__DIRECTIVE__
Can you copy the data from the line with "- paragraph-1-line: people" to the line with "- author-name: Finn", both ends included, reproducing each line without any change?
*** INFORMATION PROVIDED
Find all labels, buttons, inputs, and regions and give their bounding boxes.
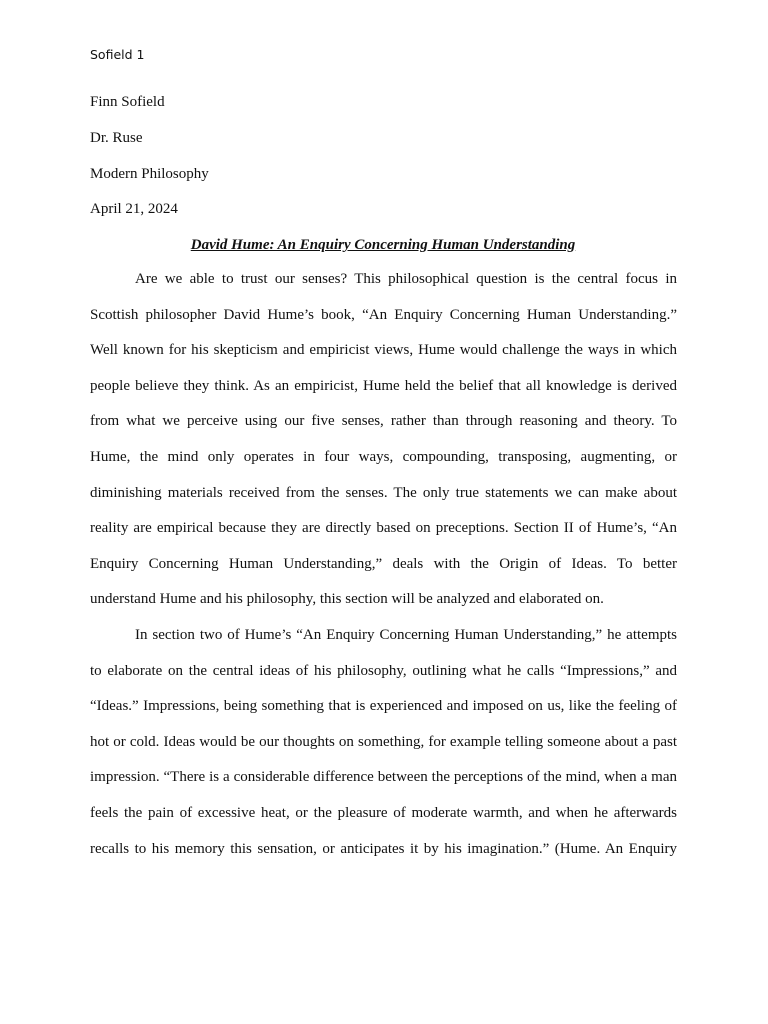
- paragraph-1-line: people believe they think. As an empiricist, Hume held the belief that all knowledge is derived: [90, 377, 677, 394]
- paragraph-1-line: Enquiry Concerning Human Understanding,” deals with the Origin of Ideas. To better: [90, 555, 677, 572]
- paragraph-1-line: diminishing materials received from the senses. The only true statements we can make about: [90, 484, 677, 501]
- paragraph-1-line: Are we able to trust our senses? This philosophical question is the central focus in: [135, 271, 677, 287]
- instructor-name: Dr. Ruse: [90, 130, 143, 146]
- author-name: Finn Sofield: [90, 94, 165, 110]
- paragraph-1-line: understand Hume and his philosophy, this section will be analyzed and elaborated on.: [90, 591, 604, 608]
- course-name: Modern Philosophy: [90, 166, 209, 182]
- paragraph-1-line: from what we perceive using our five senses, rather than through reasoning and theory. To: [90, 413, 677, 430]
- running-head: Sofield 1: [90, 47, 145, 62]
- paragraph-1-line: reality are empirical because they are directly based on preceptions. Section II of Hume’s, “An: [90, 520, 677, 537]
- paragraph-1-line: Hume, the mind only operates in four ways, compounding, transposing, augmenting, or: [90, 448, 677, 465]
- paragraph-1-line: Scottish philosopher David Hume’s book, “An Enquiry Concerning Human Understanding.”: [90, 306, 677, 323]
- paragraph-2-line: recalls to his memory this sensation, or anticipates it by his imagination.” (Hume. An Enquiry: [90, 840, 677, 857]
- paragraph-1-line: Well known for his skepticism and empiricist views, Hume would challenge the ways in which: [90, 342, 677, 359]
- submission-date: April 21, 2024: [90, 201, 178, 217]
- paragraph-2-line: In section two of Hume’s “An Enquiry Concerning Human Understanding,” he attempts: [135, 626, 677, 643]
- paragraph-2-line: hot or cold. Ideas would be our thoughts on something, for example telling someone about a past: [90, 733, 677, 750]
- paragraph-2-line: “Ideas.” Impressions, being something that is experienced and imposed on us, like the feeling of: [90, 698, 677, 715]
- paragraph-2-line: to elaborate on the central ideas of his philosophy, outlining what he calls “Impressions,” and: [90, 662, 677, 679]
- essay-body: [90, 262, 677, 867]
- paragraph-2-line: impression. “There is a considerable difference between the perceptions of the mind, when a man: [90, 769, 677, 786]
- essay-title: David Hume: An Enquiry Concerning Human Understanding: [190, 237, 576, 253]
- paragraph-2-line: feels the pain of excessive heat, or the pleasure of moderate warmth, and when he afterwards: [90, 804, 677, 821]
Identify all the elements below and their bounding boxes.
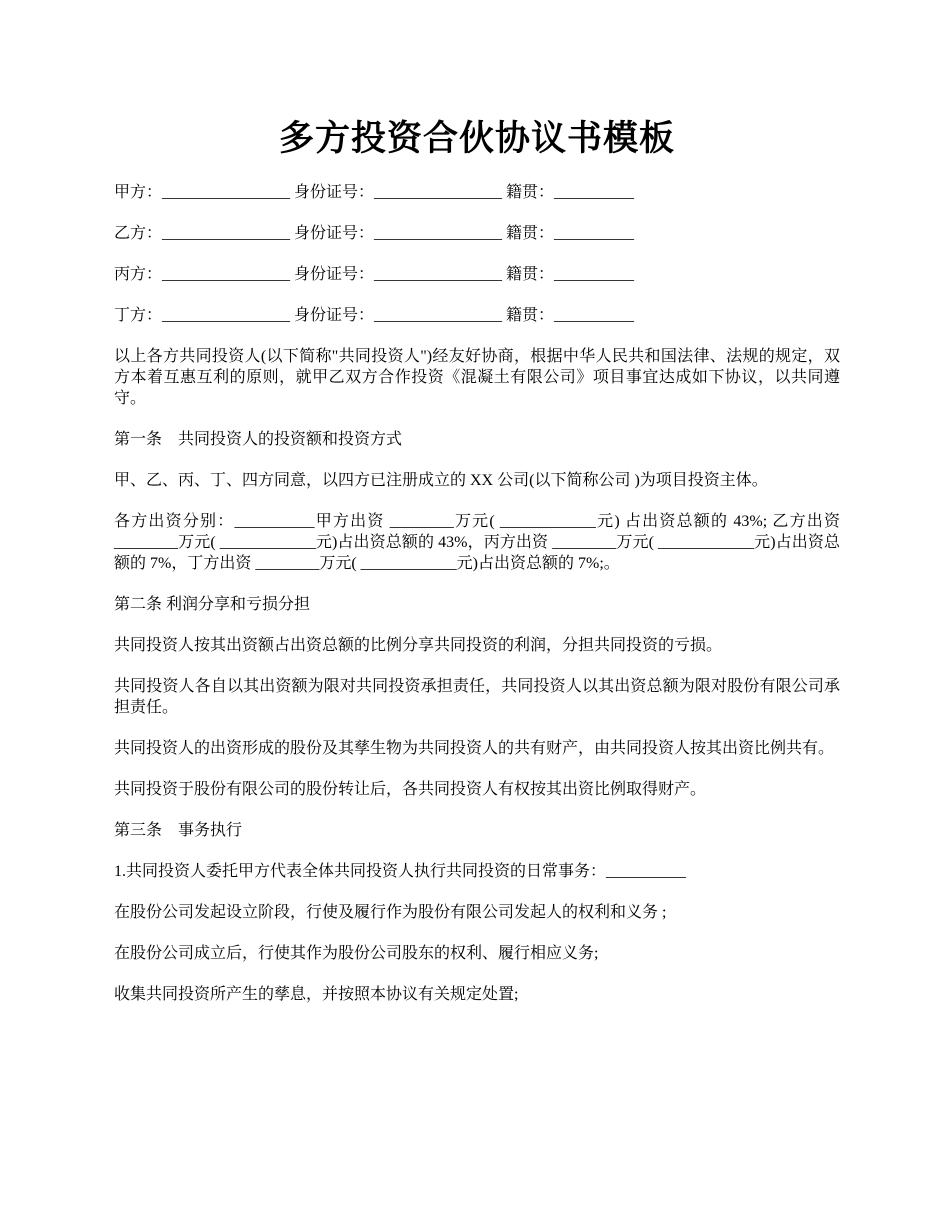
article-3-paragraph: 收集共同投资所产生的孳息，并按照本协议有关规定处置; (114, 986, 519, 1003)
party-label: 甲方： (114, 184, 163, 201)
article-1-paragraph: 甲、乙、丙、丁、四方同意，以四方已注册成立的 XX 公司(以下简称公司 )为项目投资主体。 (114, 472, 768, 489)
party-row-bing (114, 264, 840, 285)
id-blank: ________________ (374, 307, 503, 324)
name-blank: ________________ (162, 307, 291, 324)
article-2-heading: 第二条 利润分享和亏损分担 (114, 596, 311, 613)
party-row-ding (114, 305, 840, 326)
name-blank: ________________ (162, 225, 291, 242)
party-list (114, 182, 840, 326)
party-label: 乙方： (114, 225, 163, 242)
id-label: 身份证号： (294, 266, 375, 283)
article-2-paragraph: 共同投资人按其出资额占出资总额的比例分享共同投资的利润，分担共同投资的亏损。 (114, 637, 723, 654)
origin-label: 籍贯： (506, 184, 555, 201)
party-row-jia (114, 182, 840, 203)
origin-blank: __________ (554, 184, 635, 201)
name-blank: ________________ (162, 184, 291, 201)
party-row-yi (114, 223, 840, 244)
name-blank: ________________ (162, 266, 291, 283)
id-label: 身份证号： (294, 225, 375, 242)
origin-blank: __________ (554, 225, 635, 242)
article-2-paragraph: 共同投资于股份有限公司的股份转让后，各共同投资人有权按其出资比例取得财产。 (114, 781, 707, 798)
id-blank: ________________ (374, 225, 503, 242)
origin-blank: __________ (554, 307, 635, 324)
id-label: 身份证号： (294, 307, 375, 324)
article-3-paragraph: 在股份公司成立后，行使其作为股份公司股东的权利、履行相应义务; (114, 945, 599, 962)
article-2-paragraph: 共同投资人的出资形成的股份及其孳生物为共同投资人的共有财产，由共同投资人按其出资比例共有。 (114, 740, 835, 757)
article-3-heading: 第三条 事务执行 (114, 822, 243, 839)
origin-blank: __________ (554, 266, 635, 283)
id-blank: ________________ (374, 184, 503, 201)
article-3-paragraph: 在股份公司发起设立阶段，行使及履行作为股份有限公司发起人的权利和义务 ; (114, 904, 667, 921)
article-1-contributions: 各方出资分别：__________甲方出资 ________万元( ____________元) 占出资总额的 43%; 乙方出资 ________万元( ____________元)占出资总额的 43%，丙方出资 ________万元( ____________元)占出资总额的 7%，丁方出资 ________万元( ____________元)占出资总额的 7%;。 (114, 513, 840, 572)
document-page (114, 0, 840, 1025)
document-title: 多方投资合伙协议书模板 (278, 119, 675, 158)
party-label: 丙方： (114, 266, 163, 283)
article-3-paragraph: 1.共同投资人委托甲方代表全体共同投资人执行共同投资的日常事务：__________ (114, 863, 687, 880)
id-label: 身份证号： (294, 184, 375, 201)
origin-label: 籍贯： (506, 307, 555, 324)
article-1-heading: 第一条 共同投资人的投资额和投资方式 (114, 431, 403, 448)
origin-label: 籍贯： (506, 266, 555, 283)
origin-label: 籍贯： (506, 225, 555, 242)
id-blank: ________________ (374, 266, 503, 283)
party-label: 丁方： (114, 307, 163, 324)
intro-paragraph: 以上各方共同投资人(以下简称"共同投资人")经友好协商，根据中华人民共和国法律、法规的规定，双方本着互惠互利的原则，就甲乙双方合作投资《混凝土有限公司》项目事宜达成如下协议，以共同遵守。 (114, 348, 840, 407)
article-2-paragraph: 共同投资人各自以其出资额为限对共同投资承担责任，共同投资人以其出资总额为限对股份有限公司承担责任。 (114, 678, 840, 716)
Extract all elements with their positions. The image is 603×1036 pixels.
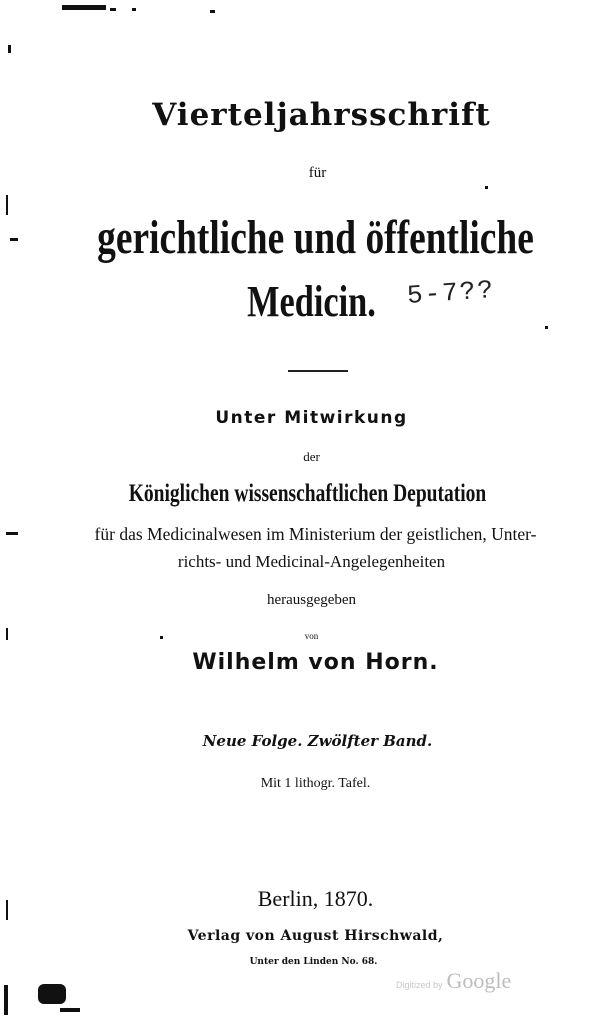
ministry-line-1: für das Medicinalwesen im Ministerium der geistlichen, Unter- [94,524,537,544]
scan-mark [132,8,136,11]
google-logo: Google [446,968,512,993]
plate-note: Mit 1 lithogr. Tafel. [260,776,371,791]
divider-rule [288,370,348,372]
journal-title: Vierteljahrsschrift [152,97,491,133]
cooperation-heading: Unter Mitwirkung [215,408,408,428]
journal-subject-medicin: Medicin. [247,277,376,326]
scan-mark [4,985,8,1015]
imprint-publisher: Verlag von August Hirschwald, [187,928,444,944]
published-by-label: herausgegeben [266,592,357,608]
von-label: von [304,631,319,641]
article-der: der [303,449,320,464]
scan-mark [60,1008,80,1012]
imprint-city-year: Berlin, 1870. [257,886,374,911]
scan-mark [38,984,66,1004]
scan-mark [6,900,8,920]
scan-mark [10,238,18,241]
ministry-line-2: richts- und Medicinal-Angelegenheiten [177,552,446,571]
watermark-prefix: Digitized by [396,980,443,990]
scan-mark [6,628,8,640]
editor-name: Wilhelm von Horn. [192,650,439,675]
google-watermark [396,968,511,994]
imprint-address: Unter den Linden No. 68. [249,957,378,967]
scan-mark [545,326,548,329]
scan-mark [210,10,215,13]
scan-mark [6,195,8,215]
journal-subject: gerichtliche und öffentliche [97,211,534,264]
scan-mark [8,45,11,53]
scan-mark [485,186,488,189]
title-fuer: für [308,165,327,181]
handwritten-annotation: 5-7?? [406,274,496,312]
scan-mark [110,8,116,11]
deputation-name: Königlichen wissenschaftlichen Deputation [128,480,487,507]
scan-mark [62,5,106,10]
volume-series: Neue Folge. Zwölfter Band. [202,732,433,750]
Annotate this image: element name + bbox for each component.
******
__COMPLETED EXERCISE__
- paragraph-1-line: people believe they think. As an empiricist, Hume held the belief that all knowledge is derived: [90, 377, 677, 394]
- paragraph-1-line: Enquiry Concerning Human Understanding,” deals with the Origin of Ideas. To better: [90, 555, 677, 572]
- paragraph-1-line: diminishing materials received from the senses. The only true statements we can make about: [90, 484, 677, 501]
- paragraph-1-line: Are we able to trust our senses? This philosophical question is the central focus in: [135, 271, 677, 287]
- instructor-name: Dr. Ruse: [90, 130, 143, 146]
- author-name: Finn Sofield: [90, 94, 165, 110]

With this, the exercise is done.